In the entries below, count the lines holding "zoophile". Reply with the number only.

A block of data
.....
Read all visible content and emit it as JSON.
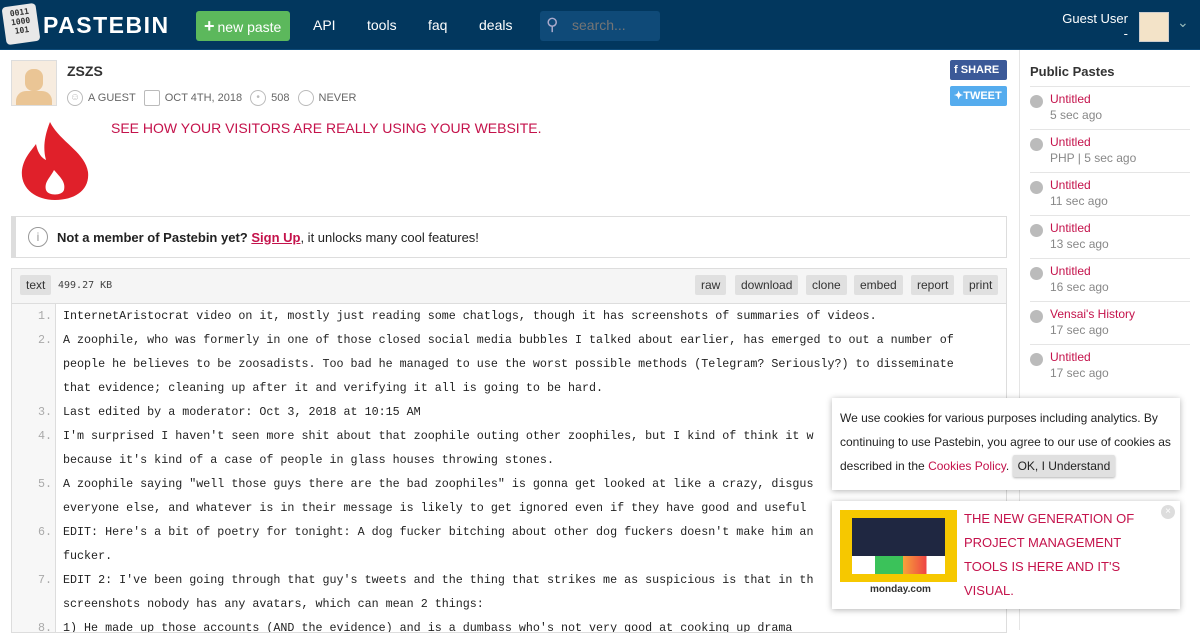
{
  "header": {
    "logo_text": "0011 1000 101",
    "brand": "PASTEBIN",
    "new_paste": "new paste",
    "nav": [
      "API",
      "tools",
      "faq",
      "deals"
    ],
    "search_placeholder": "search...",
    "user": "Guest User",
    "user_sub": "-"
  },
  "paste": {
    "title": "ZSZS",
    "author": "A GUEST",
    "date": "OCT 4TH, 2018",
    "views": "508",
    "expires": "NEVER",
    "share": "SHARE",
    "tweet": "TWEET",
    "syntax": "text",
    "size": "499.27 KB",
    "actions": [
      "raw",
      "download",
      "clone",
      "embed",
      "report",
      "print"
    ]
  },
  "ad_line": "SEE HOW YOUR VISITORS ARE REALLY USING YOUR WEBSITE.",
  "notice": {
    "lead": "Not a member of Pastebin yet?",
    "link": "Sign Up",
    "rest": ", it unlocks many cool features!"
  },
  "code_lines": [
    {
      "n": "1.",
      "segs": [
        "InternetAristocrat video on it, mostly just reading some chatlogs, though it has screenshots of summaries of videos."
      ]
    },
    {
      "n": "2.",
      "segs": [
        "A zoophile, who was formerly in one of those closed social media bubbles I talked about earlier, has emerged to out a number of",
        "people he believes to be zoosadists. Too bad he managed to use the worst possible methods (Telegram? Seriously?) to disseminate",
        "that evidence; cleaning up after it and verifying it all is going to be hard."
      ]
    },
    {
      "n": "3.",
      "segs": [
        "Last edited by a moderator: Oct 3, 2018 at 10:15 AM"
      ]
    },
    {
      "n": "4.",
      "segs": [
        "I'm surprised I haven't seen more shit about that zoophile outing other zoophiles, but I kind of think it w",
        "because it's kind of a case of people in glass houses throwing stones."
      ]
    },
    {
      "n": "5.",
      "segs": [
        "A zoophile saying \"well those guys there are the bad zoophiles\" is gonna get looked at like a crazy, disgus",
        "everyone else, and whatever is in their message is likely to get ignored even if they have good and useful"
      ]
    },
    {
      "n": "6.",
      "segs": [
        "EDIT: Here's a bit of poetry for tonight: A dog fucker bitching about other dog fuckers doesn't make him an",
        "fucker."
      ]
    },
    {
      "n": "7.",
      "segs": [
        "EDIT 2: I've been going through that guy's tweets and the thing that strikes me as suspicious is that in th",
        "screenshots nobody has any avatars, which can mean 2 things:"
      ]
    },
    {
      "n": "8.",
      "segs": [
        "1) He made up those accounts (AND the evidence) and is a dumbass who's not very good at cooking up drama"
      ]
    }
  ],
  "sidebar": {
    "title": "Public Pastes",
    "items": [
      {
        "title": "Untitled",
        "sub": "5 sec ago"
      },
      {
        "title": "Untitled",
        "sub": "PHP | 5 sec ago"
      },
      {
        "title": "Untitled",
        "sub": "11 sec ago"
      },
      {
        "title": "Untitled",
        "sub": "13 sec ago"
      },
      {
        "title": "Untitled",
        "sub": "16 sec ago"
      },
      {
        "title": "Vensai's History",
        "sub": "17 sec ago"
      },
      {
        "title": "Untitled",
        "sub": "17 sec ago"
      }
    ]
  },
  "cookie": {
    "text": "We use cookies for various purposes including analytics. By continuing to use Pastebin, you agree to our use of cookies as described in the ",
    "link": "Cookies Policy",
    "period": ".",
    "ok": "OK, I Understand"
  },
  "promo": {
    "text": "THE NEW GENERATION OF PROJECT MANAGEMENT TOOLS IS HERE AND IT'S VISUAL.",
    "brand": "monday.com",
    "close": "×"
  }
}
.....
WRITTEN ANSWER:
3